[start]

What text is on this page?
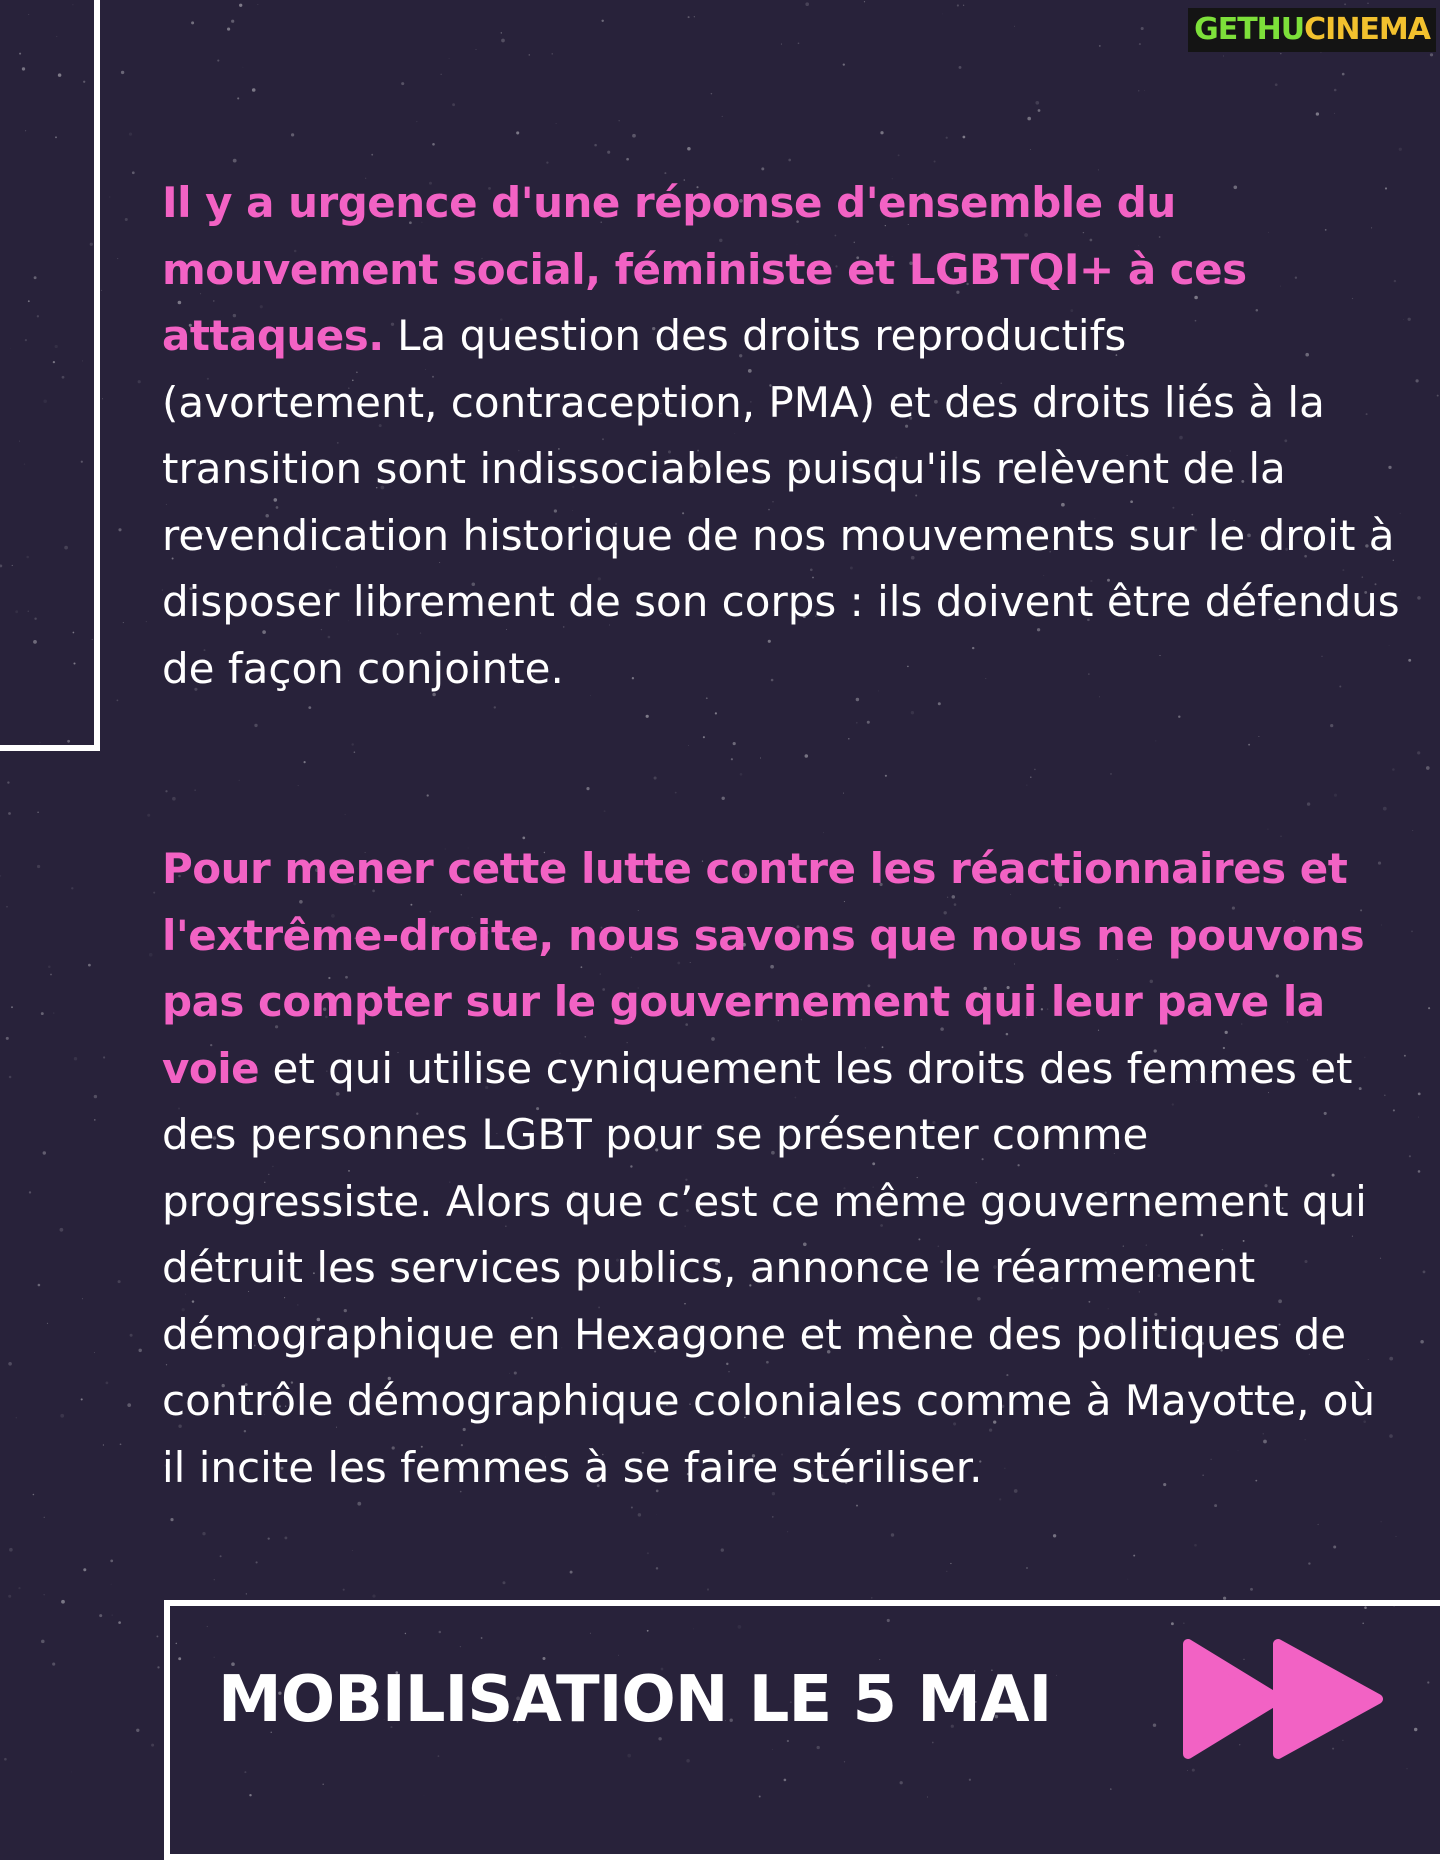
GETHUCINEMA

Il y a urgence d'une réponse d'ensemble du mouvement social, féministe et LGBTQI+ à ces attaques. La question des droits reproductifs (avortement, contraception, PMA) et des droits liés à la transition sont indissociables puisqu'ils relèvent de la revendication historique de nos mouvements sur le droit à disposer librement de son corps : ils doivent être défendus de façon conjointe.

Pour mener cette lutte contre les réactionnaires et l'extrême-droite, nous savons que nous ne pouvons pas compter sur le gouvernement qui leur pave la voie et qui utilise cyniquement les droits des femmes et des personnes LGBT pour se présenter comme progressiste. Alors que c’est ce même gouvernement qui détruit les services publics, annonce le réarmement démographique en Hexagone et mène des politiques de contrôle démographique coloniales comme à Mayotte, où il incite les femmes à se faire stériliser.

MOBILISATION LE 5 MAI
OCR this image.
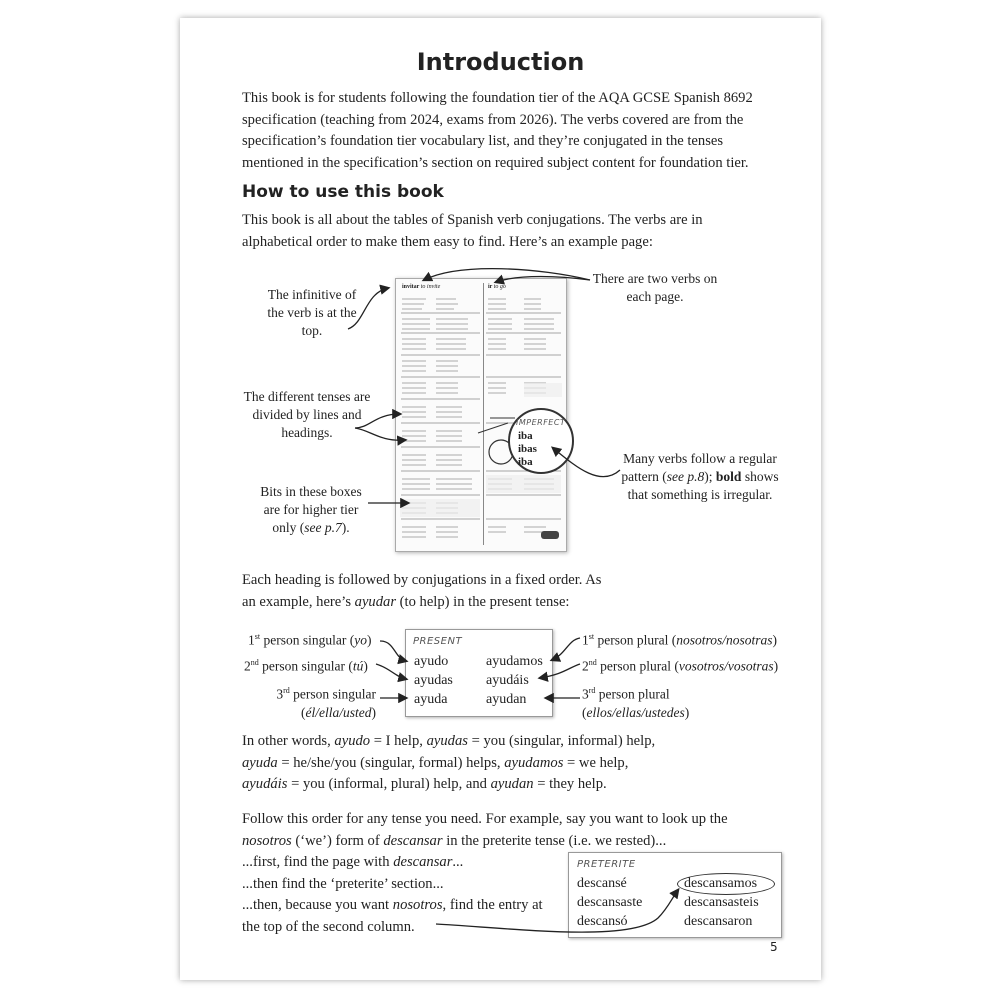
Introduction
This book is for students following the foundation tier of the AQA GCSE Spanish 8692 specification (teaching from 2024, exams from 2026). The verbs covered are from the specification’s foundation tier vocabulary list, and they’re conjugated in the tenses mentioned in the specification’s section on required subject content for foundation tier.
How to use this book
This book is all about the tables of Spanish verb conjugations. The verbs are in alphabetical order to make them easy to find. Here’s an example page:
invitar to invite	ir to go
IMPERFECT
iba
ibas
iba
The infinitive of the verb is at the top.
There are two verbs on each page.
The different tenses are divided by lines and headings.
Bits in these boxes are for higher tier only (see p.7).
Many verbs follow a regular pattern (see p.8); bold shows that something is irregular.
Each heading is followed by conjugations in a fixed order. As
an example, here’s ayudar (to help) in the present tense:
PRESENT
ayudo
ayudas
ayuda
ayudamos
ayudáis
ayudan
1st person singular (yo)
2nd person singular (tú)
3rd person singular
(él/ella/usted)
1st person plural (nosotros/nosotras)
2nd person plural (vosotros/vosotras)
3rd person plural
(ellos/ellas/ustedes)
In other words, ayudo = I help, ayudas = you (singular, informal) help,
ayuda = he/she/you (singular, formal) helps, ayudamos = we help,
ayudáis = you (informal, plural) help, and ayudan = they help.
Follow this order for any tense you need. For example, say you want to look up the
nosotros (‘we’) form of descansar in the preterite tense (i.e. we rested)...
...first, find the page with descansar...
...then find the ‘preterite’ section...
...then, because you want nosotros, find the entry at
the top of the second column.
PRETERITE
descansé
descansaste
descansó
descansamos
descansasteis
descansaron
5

[end]

* _REQUIREMENTS_
Return all the lines that contain the string "ayudo".

* _CORRECT RESPONSE_
ayudo
In other words, ayudo = I help, ayudas = you (singular, informal) help,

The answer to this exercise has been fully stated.